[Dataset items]
= = = =
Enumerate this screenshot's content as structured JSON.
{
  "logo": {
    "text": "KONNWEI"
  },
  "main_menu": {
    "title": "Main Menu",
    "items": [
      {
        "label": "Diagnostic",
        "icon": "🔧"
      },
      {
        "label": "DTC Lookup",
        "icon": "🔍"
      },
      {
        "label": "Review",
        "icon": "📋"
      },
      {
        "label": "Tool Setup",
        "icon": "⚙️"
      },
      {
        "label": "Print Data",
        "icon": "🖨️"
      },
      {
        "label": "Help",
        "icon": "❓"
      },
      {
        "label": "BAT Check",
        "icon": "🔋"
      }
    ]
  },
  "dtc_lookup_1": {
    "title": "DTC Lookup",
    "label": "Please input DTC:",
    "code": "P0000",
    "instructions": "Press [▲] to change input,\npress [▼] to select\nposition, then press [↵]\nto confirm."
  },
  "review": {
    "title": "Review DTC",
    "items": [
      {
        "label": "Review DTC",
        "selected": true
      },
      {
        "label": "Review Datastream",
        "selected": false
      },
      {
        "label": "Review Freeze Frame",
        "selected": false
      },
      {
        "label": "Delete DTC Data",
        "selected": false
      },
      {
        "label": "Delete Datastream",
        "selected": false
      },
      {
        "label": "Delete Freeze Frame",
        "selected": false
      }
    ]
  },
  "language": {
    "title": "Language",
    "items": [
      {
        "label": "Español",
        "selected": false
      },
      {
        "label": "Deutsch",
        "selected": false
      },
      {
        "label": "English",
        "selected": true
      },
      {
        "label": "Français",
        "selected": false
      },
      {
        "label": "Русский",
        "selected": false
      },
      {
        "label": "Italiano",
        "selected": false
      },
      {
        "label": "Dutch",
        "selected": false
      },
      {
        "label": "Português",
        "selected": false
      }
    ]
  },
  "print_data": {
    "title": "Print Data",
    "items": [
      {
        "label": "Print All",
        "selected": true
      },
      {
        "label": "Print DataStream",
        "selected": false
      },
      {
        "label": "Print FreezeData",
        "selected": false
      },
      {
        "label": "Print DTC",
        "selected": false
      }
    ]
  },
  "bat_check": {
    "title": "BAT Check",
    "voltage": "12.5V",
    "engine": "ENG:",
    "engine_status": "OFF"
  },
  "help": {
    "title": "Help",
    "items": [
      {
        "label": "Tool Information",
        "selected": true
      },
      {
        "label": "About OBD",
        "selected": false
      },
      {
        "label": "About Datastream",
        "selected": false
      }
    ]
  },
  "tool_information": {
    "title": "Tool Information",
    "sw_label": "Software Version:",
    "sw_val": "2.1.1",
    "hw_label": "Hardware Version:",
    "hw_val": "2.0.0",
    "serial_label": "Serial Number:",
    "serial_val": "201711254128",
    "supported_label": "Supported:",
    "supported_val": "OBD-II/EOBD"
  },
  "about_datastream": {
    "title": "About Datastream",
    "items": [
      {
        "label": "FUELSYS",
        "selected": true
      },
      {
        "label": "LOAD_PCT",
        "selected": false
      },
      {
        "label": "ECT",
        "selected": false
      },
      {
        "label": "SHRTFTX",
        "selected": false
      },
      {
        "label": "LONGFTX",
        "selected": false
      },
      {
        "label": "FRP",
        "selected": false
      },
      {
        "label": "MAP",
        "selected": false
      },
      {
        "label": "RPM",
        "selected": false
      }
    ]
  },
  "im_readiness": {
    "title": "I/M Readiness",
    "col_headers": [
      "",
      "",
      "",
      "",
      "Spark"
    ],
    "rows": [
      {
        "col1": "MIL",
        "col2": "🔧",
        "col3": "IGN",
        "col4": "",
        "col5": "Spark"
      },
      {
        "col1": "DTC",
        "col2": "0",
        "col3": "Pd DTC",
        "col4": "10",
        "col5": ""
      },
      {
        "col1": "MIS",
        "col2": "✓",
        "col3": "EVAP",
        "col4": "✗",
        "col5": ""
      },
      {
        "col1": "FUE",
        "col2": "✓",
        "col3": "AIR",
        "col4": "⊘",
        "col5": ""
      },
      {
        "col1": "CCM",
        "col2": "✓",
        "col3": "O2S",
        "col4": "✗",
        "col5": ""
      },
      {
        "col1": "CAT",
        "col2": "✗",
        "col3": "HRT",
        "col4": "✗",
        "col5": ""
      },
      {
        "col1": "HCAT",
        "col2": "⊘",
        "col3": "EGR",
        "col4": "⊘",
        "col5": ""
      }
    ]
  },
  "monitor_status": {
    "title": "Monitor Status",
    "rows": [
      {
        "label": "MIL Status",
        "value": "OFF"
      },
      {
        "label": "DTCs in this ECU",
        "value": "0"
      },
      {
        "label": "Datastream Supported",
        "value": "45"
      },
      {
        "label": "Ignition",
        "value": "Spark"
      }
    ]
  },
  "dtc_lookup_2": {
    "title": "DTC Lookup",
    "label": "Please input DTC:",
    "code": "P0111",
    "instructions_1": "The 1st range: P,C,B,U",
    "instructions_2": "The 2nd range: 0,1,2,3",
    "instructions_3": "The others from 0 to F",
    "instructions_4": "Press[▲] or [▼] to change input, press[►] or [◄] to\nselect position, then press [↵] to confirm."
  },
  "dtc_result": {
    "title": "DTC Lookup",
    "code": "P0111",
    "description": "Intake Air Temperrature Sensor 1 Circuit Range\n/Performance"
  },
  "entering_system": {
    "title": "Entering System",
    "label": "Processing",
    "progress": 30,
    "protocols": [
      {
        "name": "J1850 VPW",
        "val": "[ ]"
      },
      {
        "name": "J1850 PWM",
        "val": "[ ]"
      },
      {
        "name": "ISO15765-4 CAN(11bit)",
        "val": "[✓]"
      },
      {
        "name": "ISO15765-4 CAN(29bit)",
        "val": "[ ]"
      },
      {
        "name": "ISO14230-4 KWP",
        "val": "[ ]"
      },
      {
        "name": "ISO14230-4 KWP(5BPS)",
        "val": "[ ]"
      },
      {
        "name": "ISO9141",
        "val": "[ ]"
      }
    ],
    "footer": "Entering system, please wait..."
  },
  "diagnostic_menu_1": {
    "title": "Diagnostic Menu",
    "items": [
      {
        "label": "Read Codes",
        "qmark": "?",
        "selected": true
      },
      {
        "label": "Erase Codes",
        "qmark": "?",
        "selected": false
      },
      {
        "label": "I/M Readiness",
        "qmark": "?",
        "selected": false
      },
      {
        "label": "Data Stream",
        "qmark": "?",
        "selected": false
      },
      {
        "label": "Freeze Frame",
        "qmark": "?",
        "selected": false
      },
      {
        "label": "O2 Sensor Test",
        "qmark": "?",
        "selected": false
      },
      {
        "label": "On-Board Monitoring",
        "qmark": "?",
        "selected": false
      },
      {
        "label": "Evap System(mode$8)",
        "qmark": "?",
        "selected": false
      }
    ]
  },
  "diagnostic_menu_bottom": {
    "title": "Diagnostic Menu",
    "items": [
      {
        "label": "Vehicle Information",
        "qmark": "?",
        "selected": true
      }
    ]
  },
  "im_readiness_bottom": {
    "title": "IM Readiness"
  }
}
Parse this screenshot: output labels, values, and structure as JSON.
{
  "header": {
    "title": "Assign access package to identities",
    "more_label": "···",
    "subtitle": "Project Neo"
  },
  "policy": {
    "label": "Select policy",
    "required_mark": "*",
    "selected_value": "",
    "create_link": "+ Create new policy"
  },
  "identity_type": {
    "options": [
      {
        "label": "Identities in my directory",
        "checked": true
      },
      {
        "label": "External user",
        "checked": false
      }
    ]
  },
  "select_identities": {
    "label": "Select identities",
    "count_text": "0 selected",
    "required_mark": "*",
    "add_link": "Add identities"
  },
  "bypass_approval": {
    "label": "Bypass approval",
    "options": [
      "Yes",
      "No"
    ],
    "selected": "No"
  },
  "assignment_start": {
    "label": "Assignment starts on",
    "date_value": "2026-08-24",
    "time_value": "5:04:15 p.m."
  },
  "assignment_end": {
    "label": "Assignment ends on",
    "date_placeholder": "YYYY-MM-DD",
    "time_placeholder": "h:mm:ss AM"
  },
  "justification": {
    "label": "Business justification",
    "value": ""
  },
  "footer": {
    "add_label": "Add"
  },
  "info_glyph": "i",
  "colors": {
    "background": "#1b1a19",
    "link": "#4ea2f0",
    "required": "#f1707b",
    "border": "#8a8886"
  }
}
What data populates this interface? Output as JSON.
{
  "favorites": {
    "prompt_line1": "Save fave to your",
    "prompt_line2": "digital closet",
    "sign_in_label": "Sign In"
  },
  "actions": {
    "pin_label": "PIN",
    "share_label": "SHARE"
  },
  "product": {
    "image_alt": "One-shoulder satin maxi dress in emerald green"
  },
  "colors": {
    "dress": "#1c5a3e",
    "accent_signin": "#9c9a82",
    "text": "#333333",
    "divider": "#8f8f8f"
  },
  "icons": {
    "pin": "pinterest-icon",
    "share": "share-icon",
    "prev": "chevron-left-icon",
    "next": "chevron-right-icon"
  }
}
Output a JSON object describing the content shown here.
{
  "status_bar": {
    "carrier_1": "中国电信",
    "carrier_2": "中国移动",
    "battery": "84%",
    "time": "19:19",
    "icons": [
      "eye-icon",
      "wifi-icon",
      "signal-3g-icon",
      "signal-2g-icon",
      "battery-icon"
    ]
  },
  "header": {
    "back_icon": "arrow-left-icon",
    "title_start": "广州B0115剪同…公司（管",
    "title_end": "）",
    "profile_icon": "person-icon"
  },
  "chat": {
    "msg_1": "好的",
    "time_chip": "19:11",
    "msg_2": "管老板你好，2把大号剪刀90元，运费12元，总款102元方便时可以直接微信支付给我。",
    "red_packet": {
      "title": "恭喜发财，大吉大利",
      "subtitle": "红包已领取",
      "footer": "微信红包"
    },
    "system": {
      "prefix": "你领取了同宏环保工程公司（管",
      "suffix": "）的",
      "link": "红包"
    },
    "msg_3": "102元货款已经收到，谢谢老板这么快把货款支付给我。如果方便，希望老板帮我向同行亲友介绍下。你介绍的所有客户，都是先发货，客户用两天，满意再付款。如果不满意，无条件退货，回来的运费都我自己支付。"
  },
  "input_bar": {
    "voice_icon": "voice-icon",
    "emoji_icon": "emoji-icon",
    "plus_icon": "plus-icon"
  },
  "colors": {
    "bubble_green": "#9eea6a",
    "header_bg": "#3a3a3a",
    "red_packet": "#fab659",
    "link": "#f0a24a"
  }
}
= = = =
Requirement
Starting with the line that contains "What data populates", return each line through the last one of the data above, exactly as written and nothing more.

Answer below
What data populates this interface? Output as JSON.
{
  "favorites": {
    "prompt_line1": "Save fave to your",
    "prompt_line2": "digital closet",
    "sign_in_label": "Sign In"
  },
  "actions": {
    "pin_label": "PIN",
    "share_label": "SHARE"
  },
  "product": {
    "image_alt": "One-shoulder satin maxi dress in emerald green"
  },
  "colors": {
    "dress": "#1c5a3e",
    "accent_signin": "#9c9a82",
    "text": "#333333",
    "divider": "#8f8f8f"
  },
  "icons": {
    "pin": "pinterest-icon",
    "share": "share-icon",
    "prev": "chevron-left-icon",
    "next": "chevron-right-icon"
  }
}
Output a JSON object describing the content shown here.
{
  "status_bar": {
    "carrier_1": "中国电信",
    "carrier_2": "中国移动",
    "battery": "84%",
    "time": "19:19",
    "icons": [
      "eye-icon",
      "wifi-icon",
      "signal-3g-icon",
      "signal-2g-icon",
      "battery-icon"
    ]
  },
  "header": {
    "back_icon": "arrow-left-icon",
    "title_start": "广州B0115剪同…公司（管",
    "title_end": "）",
    "profile_icon": "person-icon"
  },
  "chat": {
    "msg_1": "好的",
    "time_chip": "19:11",
    "msg_2": "管老板你好，2把大号剪刀90元，运费12元，总款102元方便时可以直接微信支付给我。",
    "red_packet": {
      "title": "恭喜发财，大吉大利",
      "subtitle": "红包已领取",
      "footer": "微信红包"
    },
    "system": {
      "prefix": "你领取了同宏环保工程公司（管",
      "suffix": "）的",
      "link": "红包"
    },
    "msg_3": "102元货款已经收到，谢谢老板这么快把货款支付给我。如果方便，希望老板帮我向同行亲友介绍下。你介绍的所有客户，都是先发货，客户用两天，满意再付款。如果不满意，无条件退货，回来的运费都我自己支付。"
  },
  "input_bar": {
    "voice_icon": "voice-icon",
    "emoji_icon": "emoji-icon",
    "plus_icon": "plus-icon"
  },
  "colors": {
    "bubble_green": "#9eea6a",
    "header_bg": "#3a3a3a",
    "red_packet": "#fab659",
    "link": "#f0a24a"
  }
}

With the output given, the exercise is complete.